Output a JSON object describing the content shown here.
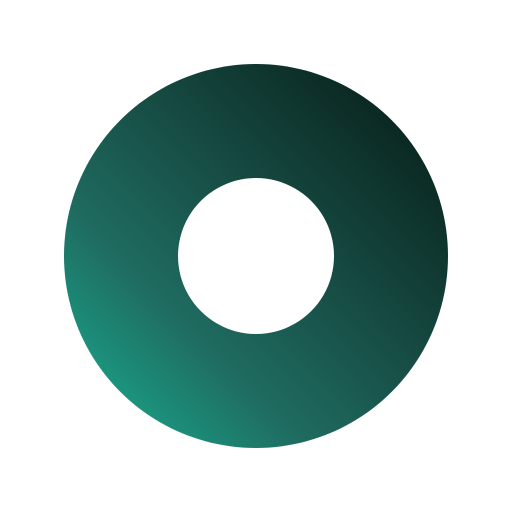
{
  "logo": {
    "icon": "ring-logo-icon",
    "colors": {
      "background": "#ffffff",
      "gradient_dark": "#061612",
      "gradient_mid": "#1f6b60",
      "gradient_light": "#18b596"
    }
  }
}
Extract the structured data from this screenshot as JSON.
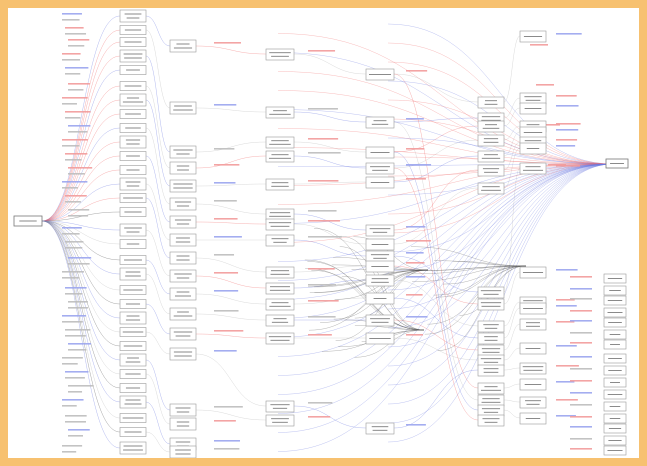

_REQUIRED TASK_. Please set down each line of the data above exactly as written, without the pictures.

_ANSWER TO THE TASK_.
Output a JSON object describing the content shown here.
{
  "logo": {
    "icon": "ring-logo-icon",
    "colors": {
      "background": "#ffffff",
      "gradient_dark": "#061612",
      "gradient_mid": "#1f6b60",
      "gradient_light": "#18b596"
    }
  }
}
Extract the structured data from this screenshot as JSON.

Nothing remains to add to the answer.